— START Exercise inputs —

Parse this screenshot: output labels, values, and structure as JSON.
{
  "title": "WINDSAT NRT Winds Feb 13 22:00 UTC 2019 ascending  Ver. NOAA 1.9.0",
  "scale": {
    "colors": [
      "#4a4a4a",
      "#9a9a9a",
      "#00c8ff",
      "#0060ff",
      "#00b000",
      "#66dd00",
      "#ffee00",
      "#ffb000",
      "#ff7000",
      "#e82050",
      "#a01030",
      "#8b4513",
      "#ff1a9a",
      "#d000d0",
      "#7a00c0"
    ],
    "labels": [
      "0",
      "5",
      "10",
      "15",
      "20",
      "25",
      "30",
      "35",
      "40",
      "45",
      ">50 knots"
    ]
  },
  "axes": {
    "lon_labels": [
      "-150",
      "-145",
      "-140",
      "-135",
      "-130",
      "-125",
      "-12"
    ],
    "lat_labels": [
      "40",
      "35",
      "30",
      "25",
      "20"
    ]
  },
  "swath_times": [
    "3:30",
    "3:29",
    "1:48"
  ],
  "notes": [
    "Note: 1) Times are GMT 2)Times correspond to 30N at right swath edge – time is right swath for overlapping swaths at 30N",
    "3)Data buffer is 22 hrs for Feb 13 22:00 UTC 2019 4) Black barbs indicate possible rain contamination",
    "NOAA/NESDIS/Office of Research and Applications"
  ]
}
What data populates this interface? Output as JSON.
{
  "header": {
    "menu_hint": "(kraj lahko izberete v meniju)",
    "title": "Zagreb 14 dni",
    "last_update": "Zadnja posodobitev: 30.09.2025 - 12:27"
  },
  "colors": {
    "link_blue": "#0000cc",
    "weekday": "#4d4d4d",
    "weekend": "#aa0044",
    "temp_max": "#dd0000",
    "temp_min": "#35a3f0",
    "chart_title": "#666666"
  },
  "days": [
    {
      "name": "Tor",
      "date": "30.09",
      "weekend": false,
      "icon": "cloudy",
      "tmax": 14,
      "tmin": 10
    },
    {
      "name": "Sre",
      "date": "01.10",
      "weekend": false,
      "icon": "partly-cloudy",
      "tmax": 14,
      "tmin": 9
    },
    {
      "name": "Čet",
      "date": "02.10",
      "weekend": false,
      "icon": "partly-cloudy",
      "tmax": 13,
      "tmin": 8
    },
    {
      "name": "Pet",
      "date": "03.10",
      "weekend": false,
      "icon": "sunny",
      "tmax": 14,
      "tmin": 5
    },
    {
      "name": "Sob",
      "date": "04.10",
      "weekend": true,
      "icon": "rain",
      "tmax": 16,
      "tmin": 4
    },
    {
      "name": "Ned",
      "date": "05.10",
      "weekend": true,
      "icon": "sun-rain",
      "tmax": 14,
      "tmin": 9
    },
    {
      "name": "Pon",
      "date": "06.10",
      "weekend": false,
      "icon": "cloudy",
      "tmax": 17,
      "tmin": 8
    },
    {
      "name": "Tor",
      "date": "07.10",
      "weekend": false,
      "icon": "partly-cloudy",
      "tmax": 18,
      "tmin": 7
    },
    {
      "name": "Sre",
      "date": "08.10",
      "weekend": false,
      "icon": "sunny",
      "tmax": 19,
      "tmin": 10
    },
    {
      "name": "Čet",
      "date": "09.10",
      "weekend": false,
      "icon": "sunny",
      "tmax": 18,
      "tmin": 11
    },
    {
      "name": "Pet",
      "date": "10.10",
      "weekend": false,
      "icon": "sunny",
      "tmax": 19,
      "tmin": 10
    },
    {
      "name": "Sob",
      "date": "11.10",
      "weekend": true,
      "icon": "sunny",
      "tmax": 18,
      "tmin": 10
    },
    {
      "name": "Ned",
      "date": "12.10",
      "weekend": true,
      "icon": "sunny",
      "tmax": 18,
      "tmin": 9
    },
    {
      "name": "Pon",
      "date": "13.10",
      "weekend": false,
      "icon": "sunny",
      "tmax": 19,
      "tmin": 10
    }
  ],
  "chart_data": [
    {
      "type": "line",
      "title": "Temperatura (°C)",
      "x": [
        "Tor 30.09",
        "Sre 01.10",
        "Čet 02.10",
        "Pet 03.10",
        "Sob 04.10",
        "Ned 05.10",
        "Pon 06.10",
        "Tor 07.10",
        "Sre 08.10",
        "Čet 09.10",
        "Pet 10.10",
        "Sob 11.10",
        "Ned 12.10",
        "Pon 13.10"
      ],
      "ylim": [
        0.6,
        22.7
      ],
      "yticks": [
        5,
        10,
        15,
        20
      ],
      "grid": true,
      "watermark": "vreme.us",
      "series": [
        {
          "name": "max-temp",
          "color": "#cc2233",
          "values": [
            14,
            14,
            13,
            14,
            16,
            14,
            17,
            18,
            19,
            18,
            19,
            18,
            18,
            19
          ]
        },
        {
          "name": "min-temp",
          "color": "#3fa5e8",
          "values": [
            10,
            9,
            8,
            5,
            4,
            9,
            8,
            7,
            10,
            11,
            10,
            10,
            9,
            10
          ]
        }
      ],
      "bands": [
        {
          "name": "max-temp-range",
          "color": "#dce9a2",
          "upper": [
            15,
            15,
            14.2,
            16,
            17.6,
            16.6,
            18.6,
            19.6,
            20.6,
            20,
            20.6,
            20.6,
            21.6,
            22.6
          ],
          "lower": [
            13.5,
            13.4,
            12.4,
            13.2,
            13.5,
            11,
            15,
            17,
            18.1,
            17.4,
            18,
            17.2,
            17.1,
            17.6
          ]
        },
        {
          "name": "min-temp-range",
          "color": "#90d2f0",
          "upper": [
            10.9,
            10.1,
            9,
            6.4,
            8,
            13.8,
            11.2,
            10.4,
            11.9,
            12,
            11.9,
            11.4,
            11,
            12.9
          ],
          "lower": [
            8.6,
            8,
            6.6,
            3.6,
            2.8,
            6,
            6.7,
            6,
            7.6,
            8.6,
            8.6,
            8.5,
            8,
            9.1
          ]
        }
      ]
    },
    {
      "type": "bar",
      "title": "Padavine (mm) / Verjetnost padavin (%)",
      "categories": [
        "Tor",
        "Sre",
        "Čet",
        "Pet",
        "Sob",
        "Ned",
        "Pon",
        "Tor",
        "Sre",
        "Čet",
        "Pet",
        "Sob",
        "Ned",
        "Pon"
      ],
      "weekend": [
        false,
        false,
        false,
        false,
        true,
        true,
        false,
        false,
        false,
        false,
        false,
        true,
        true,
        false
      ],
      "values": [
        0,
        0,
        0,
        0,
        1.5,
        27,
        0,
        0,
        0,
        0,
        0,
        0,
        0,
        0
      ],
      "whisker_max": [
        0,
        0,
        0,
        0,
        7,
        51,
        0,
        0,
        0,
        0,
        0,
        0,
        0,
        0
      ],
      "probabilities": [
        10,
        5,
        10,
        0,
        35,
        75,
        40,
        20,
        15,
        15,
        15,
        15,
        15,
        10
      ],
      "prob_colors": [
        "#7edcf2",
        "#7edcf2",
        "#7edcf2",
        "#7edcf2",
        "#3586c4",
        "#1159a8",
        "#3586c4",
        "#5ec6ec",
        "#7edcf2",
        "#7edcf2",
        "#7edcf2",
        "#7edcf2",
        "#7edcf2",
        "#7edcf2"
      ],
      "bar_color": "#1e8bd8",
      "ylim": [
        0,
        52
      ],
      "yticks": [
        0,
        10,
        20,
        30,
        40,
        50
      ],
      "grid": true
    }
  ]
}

— END Exercise inputs —

# Brief
Filter the data for the string "this" and copy every line that has it.

# Exercise answer
Parse this screenshot: output labels, values, and structure as JSON.
What data populates this interface? Output as JSON.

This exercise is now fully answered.